TASK INSTRUCTIONS: Please copy out all of the data below, changing every "nutrient-dv" to "nutrient-daily-value" and leaving the rest untouched.

··· PROVIDED MATERIAL

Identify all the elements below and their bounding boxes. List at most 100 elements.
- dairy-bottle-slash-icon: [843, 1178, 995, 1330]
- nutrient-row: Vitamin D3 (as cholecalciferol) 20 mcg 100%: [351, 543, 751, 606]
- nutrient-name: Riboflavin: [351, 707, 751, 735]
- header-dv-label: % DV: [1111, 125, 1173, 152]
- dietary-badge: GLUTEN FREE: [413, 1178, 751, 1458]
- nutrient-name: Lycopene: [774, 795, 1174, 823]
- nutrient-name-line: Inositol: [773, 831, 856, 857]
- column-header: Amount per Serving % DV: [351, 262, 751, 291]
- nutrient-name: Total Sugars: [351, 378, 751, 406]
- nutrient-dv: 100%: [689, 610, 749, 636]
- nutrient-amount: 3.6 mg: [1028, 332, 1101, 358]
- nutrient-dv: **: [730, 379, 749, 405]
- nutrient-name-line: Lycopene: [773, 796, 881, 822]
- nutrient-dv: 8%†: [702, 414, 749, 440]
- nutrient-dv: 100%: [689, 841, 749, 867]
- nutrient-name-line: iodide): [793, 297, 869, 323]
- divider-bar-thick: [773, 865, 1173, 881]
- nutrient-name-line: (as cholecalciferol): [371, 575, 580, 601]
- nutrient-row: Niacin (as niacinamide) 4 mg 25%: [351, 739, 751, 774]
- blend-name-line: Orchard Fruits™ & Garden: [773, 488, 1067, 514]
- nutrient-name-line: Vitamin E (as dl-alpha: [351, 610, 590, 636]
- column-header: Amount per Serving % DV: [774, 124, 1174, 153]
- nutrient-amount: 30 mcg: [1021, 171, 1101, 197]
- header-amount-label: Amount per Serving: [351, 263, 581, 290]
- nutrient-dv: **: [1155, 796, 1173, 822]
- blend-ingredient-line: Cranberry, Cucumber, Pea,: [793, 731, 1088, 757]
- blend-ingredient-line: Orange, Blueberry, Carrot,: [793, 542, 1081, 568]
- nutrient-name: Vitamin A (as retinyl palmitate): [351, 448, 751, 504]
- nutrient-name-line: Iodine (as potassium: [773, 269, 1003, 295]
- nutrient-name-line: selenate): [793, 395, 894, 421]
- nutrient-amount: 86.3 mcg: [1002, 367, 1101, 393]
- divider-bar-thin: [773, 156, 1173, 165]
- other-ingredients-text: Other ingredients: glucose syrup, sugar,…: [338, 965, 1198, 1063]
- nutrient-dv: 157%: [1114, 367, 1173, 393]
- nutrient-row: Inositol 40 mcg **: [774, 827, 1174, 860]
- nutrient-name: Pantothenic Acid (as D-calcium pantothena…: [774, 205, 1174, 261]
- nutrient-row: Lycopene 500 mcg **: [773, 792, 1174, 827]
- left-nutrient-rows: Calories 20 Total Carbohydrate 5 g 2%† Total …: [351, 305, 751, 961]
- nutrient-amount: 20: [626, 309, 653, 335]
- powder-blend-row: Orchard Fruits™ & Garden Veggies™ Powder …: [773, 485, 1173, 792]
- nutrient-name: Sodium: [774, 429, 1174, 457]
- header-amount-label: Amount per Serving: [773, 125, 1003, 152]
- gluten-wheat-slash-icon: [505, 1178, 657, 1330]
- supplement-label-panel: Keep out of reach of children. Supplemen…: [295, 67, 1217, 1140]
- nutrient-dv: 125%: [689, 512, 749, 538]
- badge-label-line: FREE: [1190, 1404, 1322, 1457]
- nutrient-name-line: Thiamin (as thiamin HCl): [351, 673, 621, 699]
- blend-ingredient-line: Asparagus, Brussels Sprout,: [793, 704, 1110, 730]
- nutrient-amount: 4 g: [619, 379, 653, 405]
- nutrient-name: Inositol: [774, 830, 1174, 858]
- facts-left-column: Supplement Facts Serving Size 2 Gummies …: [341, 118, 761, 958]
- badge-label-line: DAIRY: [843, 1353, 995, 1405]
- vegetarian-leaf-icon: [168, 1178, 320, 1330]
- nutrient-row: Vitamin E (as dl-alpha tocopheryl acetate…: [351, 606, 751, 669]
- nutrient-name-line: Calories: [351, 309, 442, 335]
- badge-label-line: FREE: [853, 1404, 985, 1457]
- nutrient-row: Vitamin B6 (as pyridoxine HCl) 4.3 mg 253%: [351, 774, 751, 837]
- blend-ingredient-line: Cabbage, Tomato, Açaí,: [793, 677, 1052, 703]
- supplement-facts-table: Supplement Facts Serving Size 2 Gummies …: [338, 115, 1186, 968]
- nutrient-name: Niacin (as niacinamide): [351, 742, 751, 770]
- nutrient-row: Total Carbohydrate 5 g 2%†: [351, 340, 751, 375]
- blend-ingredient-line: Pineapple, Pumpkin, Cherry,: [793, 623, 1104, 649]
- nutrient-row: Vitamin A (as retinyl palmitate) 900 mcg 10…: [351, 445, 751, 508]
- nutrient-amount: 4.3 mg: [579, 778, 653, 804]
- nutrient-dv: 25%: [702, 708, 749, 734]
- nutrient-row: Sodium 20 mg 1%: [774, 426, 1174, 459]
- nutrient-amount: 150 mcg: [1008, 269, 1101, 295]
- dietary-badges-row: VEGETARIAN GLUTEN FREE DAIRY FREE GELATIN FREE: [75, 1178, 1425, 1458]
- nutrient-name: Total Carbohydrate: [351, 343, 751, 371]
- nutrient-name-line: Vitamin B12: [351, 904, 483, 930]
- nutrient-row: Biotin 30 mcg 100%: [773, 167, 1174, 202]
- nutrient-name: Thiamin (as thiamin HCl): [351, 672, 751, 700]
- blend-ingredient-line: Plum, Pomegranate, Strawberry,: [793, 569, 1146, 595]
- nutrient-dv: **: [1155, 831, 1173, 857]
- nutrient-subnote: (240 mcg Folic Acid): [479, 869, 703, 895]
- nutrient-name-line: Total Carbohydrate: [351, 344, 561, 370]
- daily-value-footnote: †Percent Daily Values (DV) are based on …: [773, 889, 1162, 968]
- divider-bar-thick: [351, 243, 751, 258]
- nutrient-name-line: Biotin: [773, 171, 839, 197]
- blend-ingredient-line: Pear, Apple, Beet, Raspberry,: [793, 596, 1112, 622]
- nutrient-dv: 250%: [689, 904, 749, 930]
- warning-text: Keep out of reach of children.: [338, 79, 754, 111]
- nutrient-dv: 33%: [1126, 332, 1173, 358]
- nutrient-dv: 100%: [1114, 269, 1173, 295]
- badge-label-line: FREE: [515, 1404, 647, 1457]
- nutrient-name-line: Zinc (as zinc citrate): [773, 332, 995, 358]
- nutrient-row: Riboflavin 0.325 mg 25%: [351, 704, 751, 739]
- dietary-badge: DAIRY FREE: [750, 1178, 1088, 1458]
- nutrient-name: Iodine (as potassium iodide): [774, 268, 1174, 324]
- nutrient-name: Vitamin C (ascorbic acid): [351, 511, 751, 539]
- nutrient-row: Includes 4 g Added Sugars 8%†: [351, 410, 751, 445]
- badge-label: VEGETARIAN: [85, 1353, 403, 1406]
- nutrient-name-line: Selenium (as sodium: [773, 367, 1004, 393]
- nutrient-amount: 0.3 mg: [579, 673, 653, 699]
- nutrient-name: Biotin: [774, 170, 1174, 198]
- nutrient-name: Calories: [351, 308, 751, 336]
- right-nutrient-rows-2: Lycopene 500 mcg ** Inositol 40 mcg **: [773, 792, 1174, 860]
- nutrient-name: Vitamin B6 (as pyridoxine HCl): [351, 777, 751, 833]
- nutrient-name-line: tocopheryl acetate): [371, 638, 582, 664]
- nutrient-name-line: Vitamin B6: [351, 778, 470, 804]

······

TASK ANSWER:
Identify all the elements below and their bounding boxes. List at most 100 elements.
- dairy-bottle-slash-icon: [843, 1178, 995, 1330]
- nutrient-row: Vitamin D3 (as cholecalciferol) 20 mcg 100%: [351, 543, 751, 606]
- nutrient-name: Riboflavin: [351, 707, 751, 735]
- header-dv-label: % DV: [1111, 125, 1173, 152]
- dietary-badge: GLUTEN FREE: [413, 1178, 751, 1458]
- nutrient-name: Lycopene: [774, 795, 1174, 823]
- nutrient-name-line: Inositol: [773, 831, 856, 857]
- column-header: Amount per Serving % DV: [351, 262, 751, 291]
- nutrient-name: Total Sugars: [351, 378, 751, 406]
- nutrient-daily-value: 100%: [689, 610, 749, 636]
- nutrient-amount: 3.6 mg: [1028, 332, 1101, 358]
- nutrient-daily-value: **: [730, 379, 749, 405]
- nutrient-name-line: Lycopene: [773, 796, 881, 822]
- nutrient-daily-value: 8%†: [702, 414, 749, 440]
- nutrient-daily-value: 100%: [689, 841, 749, 867]
- nutrient-name-line: iodide): [793, 297, 869, 323]
- divider-bar-thick: [773, 865, 1173, 881]
- nutrient-name-line: (as cholecalciferol): [371, 575, 580, 601]
- nutrient-row: Niacin (as niacinamide) 4 mg 25%: [351, 739, 751, 774]
- blend-name-line: Orchard Fruits™ & Garden: [773, 488, 1067, 514]
- nutrient-name-line: Vitamin E (as dl-alpha: [351, 610, 590, 636]
- column-header: Amount per Serving % DV: [774, 124, 1174, 153]
- nutrient-amount: 30 mcg: [1021, 171, 1101, 197]
- header-amount-label: Amount per Serving: [351, 263, 581, 290]
- nutrient-daily-value: **: [1155, 796, 1173, 822]
- blend-ingredient-line: Cranberry, Cucumber, Pea,: [793, 731, 1088, 757]
- blend-ingredient-line: Orange, Blueberry, Carrot,: [793, 542, 1081, 568]
- nutrient-name: Vitamin A (as retinyl palmitate): [351, 448, 751, 504]
- nutrient-name-line: Iodine (as potassium: [773, 269, 1003, 295]
- nutrient-name-line: selenate): [793, 395, 894, 421]
- nutrient-amount: 86.3 mcg: [1002, 367, 1101, 393]
- divider-bar-thin: [773, 156, 1173, 165]
- other-ingredients-text: Other ingredients: glucose syrup, sugar,…: [338, 965, 1198, 1063]
- nutrient-daily-value: 157%: [1114, 367, 1173, 393]
- nutrient-row: Inositol 40 mcg **: [774, 827, 1174, 860]
- nutrient-name: Pantothenic Acid (as D-calcium pantothena…: [774, 205, 1174, 261]
- nutrient-row: Lycopene 500 mcg **: [773, 792, 1174, 827]
- left-nutrient-rows: Calories 20 Total Carbohydrate 5 g 2%† Total …: [351, 305, 751, 961]
- nutrient-amount: 20: [626, 309, 653, 335]
- powder-blend-row: Orchard Fruits™ & Garden Veggies™ Powder …: [773, 485, 1173, 792]
- nutrient-name: Sodium: [774, 429, 1174, 457]
- header-amount-label: Amount per Serving: [773, 125, 1003, 152]
- gluten-wheat-slash-icon: [505, 1178, 657, 1330]
- supplement-label-panel: Keep out of reach of children. Supplemen…: [295, 67, 1217, 1140]
- nutrient-daily-value: 125%: [689, 512, 749, 538]
- badge-label-line: FREE: [1190, 1404, 1322, 1457]
- nutrient-name-line: Thiamin (as thiamin HCl): [351, 673, 621, 699]
- blend-ingredient-line: Asparagus, Brussels Sprout,: [793, 704, 1110, 730]
- nutrient-amount: 4 g: [619, 379, 653, 405]
- nutrient-name: Inositol: [774, 830, 1174, 858]
- facts-left-column: Supplement Facts Serving Size 2 Gummies …: [341, 118, 761, 958]
- badge-label-line: DAIRY: [843, 1353, 995, 1405]
- vegetarian-leaf-icon: [168, 1178, 320, 1330]
- nutrient-row: Vitamin E (as dl-alpha tocopheryl acetate…: [351, 606, 751, 669]
- nutrient-name-line: Calories: [351, 309, 442, 335]
- badge-label-line: FREE: [853, 1404, 985, 1457]
- nutrient-row: Vitamin B6 (as pyridoxine HCl) 4.3 mg 253%: [351, 774, 751, 837]
- blend-ingredient-line: Cabbage, Tomato, Açaí,: [793, 677, 1052, 703]
- supplement-facts-table: Supplement Facts Serving Size 2 Gummies …: [338, 115, 1186, 968]
- nutrient-name: Niacin (as niacinamide): [351, 742, 751, 770]
- nutrient-row: Total Carbohydrate 5 g 2%†: [351, 340, 751, 375]
- blend-ingredient-line: Pineapple, Pumpkin, Cherry,: [793, 623, 1104, 649]
- nutrient-row: Vitamin A (as retinyl palmitate) 900 mcg 10…: [351, 445, 751, 508]
- nutrient-amount: 4.3 mg: [579, 778, 653, 804]
- nutrient-daily-value: 25%: [702, 708, 749, 734]
- nutrient-row: Sodium 20 mg 1%: [774, 426, 1174, 459]
- nutrient-amount: 150 mcg: [1008, 269, 1101, 295]
- dietary-badges-row: VEGETARIAN GLUTEN FREE DAIRY FREE GELATIN FREE: [75, 1178, 1425, 1458]
- nutrient-name: Total Carbohydrate: [351, 343, 751, 371]
- nutrient-name-line: Vitamin B12: [351, 904, 483, 930]
- nutrient-row: Biotin 30 mcg 100%: [773, 167, 1174, 202]
- nutrient-name: Thiamin (as thiamin HCl): [351, 672, 751, 700]
- blend-ingredient-line: Plum, Pomegranate, Strawberry,: [793, 569, 1146, 595]
- nutrient-daily-value: **: [1155, 831, 1173, 857]
- nutrient-subnote: (240 mcg Folic Acid): [479, 869, 703, 895]
- nutrient-name-line: Total Carbohydrate: [351, 344, 561, 370]
- daily-value-footnote: †Percent Daily Values (DV) are based on …: [773, 889, 1162, 968]
- divider-bar-thick: [351, 243, 751, 258]
- nutrient-name-line: Biotin: [773, 171, 839, 197]
- blend-ingredient-line: Pear, Apple, Beet, Raspberry,: [793, 596, 1112, 622]
- nutrient-daily-value: 250%: [689, 904, 749, 930]
- warning-text: Keep out of reach of children.: [338, 79, 754, 111]
- nutrient-daily-value: 33%: [1126, 332, 1173, 358]
- nutrient-daily-value: 100%: [1114, 269, 1173, 295]
- badge-label-line: FREE: [515, 1404, 647, 1457]
- nutrient-name-line: Zinc (as zinc citrate): [773, 332, 995, 358]
- nutrient-row: Riboflavin 0.325 mg 25%: [351, 704, 751, 739]
- dietary-badge: DAIRY FREE: [750, 1178, 1088, 1458]
- nutrient-name: Iodine (as potassium iodide): [774, 268, 1174, 324]
- nutrient-name: Vitamin C (ascorbic acid): [351, 511, 751, 539]
- nutrient-row: Includes 4 g Added Sugars 8%†: [351, 410, 751, 445]
- badge-label: VEGETARIAN: [85, 1353, 403, 1406]
- nutrient-name-line: Selenium (as sodium: [773, 367, 1004, 393]
- nutrient-amount: 0.3 mg: [579, 673, 653, 699]
- nutrient-name: Biotin: [774, 170, 1174, 198]
- nutrient-name: Calories: [351, 308, 751, 336]
- right-nutrient-rows-2: Lycopene 500 mcg ** Inositol 40 mcg **: [773, 792, 1174, 860]
- nutrient-name: Vitamin B6 (as pyridoxine HCl): [351, 777, 751, 833]
- nutrient-name-line: tocopheryl acetate): [371, 638, 582, 664]
- nutrient-name-line: Vitamin B6: [351, 778, 470, 804]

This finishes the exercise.